▶ What the exercise asks
Determine how many lines of the data below contain "total", then give only that number.

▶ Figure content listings
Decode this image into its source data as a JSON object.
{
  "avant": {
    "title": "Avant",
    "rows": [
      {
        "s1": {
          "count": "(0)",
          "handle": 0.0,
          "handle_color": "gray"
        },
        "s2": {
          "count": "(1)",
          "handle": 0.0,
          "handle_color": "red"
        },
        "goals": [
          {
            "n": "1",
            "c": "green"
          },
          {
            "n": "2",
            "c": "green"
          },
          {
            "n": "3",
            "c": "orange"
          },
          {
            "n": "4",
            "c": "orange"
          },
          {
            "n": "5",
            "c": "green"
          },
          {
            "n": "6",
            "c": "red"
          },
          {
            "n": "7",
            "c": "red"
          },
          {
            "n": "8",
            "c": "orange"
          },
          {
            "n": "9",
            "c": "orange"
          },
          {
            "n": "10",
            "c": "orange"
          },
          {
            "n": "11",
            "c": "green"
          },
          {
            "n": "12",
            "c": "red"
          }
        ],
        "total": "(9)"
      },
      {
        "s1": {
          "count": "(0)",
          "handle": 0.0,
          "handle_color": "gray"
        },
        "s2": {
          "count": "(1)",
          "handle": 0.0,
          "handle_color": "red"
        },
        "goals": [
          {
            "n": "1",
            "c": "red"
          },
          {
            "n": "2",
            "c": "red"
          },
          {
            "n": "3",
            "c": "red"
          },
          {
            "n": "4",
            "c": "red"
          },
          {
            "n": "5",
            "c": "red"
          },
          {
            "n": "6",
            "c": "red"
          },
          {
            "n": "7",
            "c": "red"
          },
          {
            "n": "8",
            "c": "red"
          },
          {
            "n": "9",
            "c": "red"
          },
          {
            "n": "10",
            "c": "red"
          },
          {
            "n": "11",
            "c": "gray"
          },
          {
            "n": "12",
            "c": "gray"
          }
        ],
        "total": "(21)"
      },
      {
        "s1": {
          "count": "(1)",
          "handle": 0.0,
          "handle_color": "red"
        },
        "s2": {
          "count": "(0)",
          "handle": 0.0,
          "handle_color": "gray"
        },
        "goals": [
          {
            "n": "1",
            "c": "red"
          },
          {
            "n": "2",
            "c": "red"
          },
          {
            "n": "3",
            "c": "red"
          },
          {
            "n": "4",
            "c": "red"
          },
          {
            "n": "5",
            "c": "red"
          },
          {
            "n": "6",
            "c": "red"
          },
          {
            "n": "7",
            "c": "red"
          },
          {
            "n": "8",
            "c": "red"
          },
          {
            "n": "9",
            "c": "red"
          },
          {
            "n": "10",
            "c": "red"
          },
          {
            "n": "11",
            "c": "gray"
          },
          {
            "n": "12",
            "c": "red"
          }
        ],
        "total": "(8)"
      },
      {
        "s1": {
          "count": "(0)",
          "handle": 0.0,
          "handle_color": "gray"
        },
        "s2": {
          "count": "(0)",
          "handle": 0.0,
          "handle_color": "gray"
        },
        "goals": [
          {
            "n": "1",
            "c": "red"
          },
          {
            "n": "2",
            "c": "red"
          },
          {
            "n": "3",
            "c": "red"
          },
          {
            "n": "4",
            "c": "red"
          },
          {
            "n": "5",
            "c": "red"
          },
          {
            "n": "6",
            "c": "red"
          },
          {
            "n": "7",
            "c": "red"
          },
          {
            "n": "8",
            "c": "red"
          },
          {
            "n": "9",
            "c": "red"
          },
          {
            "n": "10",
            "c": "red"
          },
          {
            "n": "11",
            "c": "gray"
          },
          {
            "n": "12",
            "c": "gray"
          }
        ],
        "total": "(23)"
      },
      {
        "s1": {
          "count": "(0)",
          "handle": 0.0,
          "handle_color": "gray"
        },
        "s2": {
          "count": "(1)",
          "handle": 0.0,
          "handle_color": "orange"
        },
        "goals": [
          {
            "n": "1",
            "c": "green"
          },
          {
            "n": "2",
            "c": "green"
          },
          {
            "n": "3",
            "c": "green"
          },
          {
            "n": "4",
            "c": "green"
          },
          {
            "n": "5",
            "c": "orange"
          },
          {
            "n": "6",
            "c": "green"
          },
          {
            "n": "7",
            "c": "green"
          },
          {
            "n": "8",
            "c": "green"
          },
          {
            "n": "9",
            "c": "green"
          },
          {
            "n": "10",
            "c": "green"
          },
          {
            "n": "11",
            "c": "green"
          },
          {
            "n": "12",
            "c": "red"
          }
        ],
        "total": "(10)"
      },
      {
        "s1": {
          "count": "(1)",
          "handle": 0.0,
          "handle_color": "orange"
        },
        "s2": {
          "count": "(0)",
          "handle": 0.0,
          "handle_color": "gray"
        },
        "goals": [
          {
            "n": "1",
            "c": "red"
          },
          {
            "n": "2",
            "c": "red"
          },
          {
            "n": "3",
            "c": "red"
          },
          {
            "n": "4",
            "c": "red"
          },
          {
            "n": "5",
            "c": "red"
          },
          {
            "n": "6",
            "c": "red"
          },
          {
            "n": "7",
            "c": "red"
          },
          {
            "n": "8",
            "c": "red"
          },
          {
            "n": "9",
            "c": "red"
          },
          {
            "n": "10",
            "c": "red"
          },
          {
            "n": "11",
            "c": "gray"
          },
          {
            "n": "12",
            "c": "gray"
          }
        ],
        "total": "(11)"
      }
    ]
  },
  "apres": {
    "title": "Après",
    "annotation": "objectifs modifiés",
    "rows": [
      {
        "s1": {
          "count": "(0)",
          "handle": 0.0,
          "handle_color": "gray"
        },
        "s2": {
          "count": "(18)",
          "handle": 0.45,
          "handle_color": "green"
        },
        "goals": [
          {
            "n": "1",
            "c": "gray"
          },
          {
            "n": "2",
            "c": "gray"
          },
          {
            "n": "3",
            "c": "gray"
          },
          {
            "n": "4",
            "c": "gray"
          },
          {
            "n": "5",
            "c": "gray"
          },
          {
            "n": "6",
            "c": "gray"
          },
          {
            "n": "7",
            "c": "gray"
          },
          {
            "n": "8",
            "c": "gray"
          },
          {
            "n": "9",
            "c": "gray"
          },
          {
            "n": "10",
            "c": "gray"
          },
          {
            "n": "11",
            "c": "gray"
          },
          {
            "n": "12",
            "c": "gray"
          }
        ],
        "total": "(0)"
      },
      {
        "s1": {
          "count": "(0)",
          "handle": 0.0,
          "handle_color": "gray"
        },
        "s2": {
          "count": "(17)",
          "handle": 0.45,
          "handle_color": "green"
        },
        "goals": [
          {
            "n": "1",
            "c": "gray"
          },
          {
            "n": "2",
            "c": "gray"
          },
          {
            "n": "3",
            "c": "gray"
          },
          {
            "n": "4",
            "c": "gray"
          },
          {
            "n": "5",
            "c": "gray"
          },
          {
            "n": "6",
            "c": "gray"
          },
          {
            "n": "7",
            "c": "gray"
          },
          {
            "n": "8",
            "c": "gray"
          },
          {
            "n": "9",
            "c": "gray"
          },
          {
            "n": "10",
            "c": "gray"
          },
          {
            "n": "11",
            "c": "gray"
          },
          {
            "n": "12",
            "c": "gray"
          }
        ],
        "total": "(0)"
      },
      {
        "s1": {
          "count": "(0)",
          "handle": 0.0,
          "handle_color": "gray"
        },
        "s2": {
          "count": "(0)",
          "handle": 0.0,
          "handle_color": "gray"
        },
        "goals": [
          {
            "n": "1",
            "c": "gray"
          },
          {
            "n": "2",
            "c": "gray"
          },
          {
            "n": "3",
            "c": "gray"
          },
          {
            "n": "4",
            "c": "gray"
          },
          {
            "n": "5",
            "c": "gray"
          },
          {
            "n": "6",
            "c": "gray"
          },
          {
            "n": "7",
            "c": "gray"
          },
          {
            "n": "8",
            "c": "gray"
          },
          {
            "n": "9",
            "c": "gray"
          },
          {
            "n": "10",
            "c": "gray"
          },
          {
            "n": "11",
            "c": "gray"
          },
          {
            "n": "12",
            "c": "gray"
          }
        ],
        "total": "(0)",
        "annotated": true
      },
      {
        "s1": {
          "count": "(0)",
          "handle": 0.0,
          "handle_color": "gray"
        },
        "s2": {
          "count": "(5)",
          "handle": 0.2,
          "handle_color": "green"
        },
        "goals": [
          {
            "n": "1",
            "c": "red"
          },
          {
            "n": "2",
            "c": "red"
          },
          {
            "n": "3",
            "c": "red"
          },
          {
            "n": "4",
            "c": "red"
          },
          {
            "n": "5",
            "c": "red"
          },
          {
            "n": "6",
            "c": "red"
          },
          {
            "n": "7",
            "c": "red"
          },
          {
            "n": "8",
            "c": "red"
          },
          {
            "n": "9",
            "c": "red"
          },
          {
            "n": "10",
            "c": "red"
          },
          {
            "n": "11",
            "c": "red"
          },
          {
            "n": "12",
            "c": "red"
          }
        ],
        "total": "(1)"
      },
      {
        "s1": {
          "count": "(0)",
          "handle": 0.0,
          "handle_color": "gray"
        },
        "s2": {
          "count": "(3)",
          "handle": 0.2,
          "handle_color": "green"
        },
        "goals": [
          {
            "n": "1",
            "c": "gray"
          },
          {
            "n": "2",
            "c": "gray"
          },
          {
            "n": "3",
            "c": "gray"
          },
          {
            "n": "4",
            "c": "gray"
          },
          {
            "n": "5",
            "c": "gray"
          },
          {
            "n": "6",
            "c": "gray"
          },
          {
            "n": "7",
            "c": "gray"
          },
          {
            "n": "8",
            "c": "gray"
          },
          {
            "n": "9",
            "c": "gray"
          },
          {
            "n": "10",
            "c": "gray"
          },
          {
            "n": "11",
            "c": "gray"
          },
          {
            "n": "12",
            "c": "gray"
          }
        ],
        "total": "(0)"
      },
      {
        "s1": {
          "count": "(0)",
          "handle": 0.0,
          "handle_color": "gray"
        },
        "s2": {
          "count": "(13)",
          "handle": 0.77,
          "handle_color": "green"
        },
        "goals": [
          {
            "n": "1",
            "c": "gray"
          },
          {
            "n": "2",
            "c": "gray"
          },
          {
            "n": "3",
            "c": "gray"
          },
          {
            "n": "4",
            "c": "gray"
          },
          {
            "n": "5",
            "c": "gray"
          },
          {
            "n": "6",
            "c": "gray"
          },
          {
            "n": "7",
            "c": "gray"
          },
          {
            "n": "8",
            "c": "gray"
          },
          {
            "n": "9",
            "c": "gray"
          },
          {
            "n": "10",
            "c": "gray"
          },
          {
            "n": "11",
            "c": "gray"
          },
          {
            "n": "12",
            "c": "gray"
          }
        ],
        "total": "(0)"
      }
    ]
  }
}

▶ Final answer
12